TASK PROMPT: Copy every line of the items below word for word, leaving nothing out.

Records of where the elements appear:

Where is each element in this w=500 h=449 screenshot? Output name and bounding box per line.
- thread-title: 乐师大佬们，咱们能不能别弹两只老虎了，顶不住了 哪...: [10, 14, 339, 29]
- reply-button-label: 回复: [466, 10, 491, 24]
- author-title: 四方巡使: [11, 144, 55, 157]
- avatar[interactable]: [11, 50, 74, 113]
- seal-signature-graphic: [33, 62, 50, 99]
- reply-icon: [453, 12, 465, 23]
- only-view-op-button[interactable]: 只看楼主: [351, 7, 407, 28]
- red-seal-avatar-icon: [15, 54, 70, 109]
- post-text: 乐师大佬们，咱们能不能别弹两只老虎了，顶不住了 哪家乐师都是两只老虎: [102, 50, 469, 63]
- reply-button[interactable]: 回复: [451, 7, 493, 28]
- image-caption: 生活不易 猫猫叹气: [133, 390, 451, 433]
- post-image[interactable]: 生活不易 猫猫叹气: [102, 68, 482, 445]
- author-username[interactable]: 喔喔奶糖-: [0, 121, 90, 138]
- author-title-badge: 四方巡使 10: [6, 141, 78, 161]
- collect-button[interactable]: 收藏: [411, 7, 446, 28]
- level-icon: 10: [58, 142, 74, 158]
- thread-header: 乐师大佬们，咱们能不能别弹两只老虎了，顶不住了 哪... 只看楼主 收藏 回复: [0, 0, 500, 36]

CORRECT OUTPUT:
Where is each element in this w=500 h=449 screenshot? Output name and bounding box per line.
- thread-title: 乐师大佬们，咱们能不能别弹两只老虎了，顶不住了 哪...: [10, 14, 339, 29]
- reply-button-label: 回复: [466, 10, 491, 24]
- author-title: 四方巡使: [11, 144, 55, 157]
- avatar[interactable]: [11, 50, 74, 113]
- seal-signature-graphic: [33, 62, 50, 99]
- reply-icon: [453, 12, 465, 23]
- only-view-op-button[interactable]: 只看楼主: [351, 7, 407, 28]
- red-seal-avatar-icon: [15, 54, 70, 109]
- post-text: 乐师大佬们，咱们能不能别弹两只老虎了，顶不住了 哪家乐师都是两只老虎: [102, 50, 469, 63]
- reply-button[interactable]: 回复: [451, 7, 493, 28]
- image-caption: 生活不易 猫猫叹气: [133, 390, 451, 433]
- post-image[interactable]: 生活不易 猫猫叹气: [102, 68, 482, 445]
- author-username[interactable]: 喔喔奶糖-: [0, 121, 90, 138]
- author-title-badge: 四方巡使 10: [6, 141, 78, 161]
- collect-button[interactable]: 收藏: [411, 7, 446, 28]
- level-icon: 10: [58, 142, 74, 158]
- thread-header: 乐师大佬们，咱们能不能别弹两只老虎了，顶不住了 哪... 只看楼主 收藏 回复: [0, 0, 500, 36]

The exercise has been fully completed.